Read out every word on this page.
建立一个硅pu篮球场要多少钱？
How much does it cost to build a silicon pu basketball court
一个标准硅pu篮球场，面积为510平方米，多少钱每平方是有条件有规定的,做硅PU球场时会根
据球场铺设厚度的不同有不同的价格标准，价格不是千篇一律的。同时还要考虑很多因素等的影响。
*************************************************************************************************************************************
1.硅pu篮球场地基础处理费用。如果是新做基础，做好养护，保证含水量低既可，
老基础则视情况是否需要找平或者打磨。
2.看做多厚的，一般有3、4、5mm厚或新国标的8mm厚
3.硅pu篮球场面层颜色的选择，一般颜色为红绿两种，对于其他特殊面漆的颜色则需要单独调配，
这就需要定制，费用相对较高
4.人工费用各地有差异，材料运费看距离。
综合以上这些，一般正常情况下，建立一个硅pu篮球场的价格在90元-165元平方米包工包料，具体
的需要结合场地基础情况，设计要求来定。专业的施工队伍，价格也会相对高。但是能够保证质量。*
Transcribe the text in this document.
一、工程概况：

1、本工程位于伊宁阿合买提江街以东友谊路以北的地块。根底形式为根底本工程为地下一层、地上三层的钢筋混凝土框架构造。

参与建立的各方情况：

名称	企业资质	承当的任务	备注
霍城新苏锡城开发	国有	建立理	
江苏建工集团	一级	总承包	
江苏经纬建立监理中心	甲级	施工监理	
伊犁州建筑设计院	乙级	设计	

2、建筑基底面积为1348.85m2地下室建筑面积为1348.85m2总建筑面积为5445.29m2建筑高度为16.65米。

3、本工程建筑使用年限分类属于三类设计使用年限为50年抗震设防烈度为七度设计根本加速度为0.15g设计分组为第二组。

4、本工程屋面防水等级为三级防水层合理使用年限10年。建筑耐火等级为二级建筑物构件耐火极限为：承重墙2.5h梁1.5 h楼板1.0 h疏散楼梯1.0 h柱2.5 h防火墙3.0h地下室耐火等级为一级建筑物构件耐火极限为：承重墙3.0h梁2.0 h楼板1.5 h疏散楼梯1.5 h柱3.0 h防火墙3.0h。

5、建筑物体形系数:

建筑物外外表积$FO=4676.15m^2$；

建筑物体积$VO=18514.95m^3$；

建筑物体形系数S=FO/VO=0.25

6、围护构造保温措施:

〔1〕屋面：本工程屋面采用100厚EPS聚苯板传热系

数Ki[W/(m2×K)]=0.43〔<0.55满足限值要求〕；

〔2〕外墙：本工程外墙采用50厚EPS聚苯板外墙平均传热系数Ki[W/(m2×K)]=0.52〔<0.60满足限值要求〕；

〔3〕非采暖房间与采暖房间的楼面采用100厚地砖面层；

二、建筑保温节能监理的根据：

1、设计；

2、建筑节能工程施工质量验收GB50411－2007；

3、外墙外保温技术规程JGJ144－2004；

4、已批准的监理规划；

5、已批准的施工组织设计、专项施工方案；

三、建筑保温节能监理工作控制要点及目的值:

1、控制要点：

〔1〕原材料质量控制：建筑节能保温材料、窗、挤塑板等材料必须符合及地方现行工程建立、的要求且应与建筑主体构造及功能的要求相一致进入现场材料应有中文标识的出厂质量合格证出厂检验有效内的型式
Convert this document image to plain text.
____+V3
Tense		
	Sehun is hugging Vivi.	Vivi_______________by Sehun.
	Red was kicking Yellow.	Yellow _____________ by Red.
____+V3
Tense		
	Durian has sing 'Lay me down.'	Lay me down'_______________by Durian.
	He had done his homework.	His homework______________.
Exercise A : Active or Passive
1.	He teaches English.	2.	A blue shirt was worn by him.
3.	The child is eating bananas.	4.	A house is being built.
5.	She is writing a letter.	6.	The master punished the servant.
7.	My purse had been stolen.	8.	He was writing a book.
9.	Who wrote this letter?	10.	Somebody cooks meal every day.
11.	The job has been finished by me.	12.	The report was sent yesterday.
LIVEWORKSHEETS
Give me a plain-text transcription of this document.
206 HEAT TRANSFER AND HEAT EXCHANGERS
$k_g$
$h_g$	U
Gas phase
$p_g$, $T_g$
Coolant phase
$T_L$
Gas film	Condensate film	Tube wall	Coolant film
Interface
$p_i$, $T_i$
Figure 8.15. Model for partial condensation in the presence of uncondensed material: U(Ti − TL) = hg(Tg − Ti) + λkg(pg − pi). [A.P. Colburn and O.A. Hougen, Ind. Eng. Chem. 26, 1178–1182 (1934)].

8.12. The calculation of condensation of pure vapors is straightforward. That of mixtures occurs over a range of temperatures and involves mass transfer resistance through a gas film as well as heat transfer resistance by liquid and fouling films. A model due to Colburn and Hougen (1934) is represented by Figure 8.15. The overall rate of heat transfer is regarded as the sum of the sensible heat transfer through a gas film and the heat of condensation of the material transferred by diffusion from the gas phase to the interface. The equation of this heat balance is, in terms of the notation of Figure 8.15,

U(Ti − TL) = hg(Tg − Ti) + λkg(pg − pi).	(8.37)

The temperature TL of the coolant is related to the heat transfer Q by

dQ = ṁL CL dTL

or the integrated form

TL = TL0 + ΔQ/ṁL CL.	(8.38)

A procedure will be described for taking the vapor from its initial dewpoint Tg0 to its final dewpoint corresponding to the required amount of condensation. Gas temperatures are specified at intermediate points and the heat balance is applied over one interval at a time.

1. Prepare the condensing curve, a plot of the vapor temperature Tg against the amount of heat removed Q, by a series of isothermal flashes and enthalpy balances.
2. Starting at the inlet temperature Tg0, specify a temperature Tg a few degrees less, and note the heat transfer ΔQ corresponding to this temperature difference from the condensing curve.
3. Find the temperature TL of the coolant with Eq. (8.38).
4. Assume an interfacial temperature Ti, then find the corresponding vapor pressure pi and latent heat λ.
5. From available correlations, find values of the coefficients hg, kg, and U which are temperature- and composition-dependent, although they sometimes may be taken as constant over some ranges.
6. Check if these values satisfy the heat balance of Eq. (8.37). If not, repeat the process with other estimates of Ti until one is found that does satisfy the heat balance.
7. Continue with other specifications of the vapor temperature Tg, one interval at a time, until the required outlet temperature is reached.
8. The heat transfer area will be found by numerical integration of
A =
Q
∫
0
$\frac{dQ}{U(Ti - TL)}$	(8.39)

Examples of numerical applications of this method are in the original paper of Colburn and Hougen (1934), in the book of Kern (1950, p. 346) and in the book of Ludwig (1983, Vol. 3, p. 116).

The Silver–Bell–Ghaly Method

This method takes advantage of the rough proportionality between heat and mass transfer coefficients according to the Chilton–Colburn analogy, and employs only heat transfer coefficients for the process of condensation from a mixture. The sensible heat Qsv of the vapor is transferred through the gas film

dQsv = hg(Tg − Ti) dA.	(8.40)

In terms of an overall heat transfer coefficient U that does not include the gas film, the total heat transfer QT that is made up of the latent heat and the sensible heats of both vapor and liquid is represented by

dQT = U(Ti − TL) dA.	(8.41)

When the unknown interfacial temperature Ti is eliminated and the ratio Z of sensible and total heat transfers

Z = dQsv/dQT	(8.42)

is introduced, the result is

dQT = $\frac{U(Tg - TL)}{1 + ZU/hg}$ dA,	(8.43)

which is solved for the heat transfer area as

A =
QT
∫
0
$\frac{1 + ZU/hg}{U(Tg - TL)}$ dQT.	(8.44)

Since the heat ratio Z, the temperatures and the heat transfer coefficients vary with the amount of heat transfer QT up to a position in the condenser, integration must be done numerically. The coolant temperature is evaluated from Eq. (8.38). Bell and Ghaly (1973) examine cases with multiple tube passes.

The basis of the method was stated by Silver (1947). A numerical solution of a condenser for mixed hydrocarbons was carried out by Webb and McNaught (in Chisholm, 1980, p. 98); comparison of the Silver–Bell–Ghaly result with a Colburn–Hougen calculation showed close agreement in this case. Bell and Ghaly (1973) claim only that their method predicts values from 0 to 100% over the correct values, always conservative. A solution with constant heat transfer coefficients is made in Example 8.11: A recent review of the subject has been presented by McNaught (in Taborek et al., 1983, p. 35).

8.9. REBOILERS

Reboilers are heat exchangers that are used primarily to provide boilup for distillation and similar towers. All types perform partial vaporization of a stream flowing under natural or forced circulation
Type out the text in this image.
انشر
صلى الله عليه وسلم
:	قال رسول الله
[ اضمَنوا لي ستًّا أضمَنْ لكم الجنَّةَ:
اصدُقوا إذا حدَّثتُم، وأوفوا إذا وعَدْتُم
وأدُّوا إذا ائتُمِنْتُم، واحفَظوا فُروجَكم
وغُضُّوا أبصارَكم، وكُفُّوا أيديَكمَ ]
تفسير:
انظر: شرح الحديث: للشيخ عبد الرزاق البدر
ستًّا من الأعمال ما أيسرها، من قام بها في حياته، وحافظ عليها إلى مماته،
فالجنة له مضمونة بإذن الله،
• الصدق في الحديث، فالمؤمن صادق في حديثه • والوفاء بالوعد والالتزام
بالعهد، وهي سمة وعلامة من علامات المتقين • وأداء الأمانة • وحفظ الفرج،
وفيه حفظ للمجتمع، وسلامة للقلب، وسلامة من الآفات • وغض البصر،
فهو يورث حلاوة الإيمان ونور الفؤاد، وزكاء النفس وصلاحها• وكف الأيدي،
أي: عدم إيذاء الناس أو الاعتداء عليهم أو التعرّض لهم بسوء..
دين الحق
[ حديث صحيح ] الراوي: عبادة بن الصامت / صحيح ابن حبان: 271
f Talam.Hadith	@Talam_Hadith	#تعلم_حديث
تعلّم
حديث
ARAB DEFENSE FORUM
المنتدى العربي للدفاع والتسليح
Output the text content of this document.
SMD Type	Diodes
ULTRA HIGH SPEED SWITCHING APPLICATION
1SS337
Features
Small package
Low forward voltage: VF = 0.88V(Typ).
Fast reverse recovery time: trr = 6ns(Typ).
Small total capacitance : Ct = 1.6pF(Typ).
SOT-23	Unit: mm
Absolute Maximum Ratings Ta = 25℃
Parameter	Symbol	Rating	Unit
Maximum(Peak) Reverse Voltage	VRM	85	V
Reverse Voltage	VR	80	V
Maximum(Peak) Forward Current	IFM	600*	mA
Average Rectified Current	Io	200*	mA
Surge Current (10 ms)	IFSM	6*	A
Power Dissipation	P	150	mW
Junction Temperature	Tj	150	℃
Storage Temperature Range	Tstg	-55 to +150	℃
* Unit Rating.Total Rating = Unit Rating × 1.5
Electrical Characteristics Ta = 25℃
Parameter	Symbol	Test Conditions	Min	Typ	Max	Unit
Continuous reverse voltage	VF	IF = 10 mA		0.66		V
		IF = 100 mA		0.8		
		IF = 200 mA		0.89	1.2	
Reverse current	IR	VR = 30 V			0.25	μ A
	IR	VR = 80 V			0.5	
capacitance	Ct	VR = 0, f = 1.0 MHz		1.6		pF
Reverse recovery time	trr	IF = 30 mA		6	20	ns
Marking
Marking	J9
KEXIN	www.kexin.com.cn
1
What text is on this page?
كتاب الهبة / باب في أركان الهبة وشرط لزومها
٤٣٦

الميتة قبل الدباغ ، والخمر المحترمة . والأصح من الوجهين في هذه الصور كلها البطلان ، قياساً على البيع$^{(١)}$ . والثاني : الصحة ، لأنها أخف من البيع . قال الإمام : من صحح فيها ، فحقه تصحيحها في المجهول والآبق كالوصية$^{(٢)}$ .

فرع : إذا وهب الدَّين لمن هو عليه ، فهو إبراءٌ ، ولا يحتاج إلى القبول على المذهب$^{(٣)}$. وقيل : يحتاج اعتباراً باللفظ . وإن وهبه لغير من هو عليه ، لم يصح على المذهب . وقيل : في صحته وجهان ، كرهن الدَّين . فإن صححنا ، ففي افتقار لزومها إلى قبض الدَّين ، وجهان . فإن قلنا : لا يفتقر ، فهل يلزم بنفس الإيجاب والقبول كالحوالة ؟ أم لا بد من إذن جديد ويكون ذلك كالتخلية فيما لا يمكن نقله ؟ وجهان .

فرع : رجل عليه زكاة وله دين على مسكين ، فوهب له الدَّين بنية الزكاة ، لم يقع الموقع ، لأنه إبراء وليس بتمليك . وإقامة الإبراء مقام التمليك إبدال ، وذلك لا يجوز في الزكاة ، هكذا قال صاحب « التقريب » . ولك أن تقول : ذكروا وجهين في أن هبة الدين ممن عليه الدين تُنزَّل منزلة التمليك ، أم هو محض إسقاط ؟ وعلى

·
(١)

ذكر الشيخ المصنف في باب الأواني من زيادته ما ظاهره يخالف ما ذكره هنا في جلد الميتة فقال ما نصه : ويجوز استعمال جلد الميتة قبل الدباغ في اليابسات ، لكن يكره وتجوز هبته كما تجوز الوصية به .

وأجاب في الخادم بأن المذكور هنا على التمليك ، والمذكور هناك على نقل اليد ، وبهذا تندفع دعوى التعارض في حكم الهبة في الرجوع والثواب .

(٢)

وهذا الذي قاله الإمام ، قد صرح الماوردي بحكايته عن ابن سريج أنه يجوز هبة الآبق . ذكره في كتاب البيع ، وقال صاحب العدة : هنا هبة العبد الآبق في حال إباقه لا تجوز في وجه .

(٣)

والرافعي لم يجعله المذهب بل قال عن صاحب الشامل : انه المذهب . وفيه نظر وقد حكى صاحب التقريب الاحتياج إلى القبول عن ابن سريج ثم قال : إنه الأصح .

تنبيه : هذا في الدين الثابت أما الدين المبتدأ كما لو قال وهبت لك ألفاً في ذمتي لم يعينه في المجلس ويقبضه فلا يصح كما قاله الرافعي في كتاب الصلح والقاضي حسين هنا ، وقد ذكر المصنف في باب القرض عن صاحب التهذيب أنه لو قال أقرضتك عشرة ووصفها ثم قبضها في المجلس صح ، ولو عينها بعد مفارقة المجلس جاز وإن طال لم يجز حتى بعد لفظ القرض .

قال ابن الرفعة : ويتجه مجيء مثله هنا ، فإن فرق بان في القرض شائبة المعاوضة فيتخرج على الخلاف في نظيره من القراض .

..............................

**OBJECTIVE:** Give only the number of lines in the data that include the string "capacitance".

**SOLUTION FOR THIS PROBLEM:** 2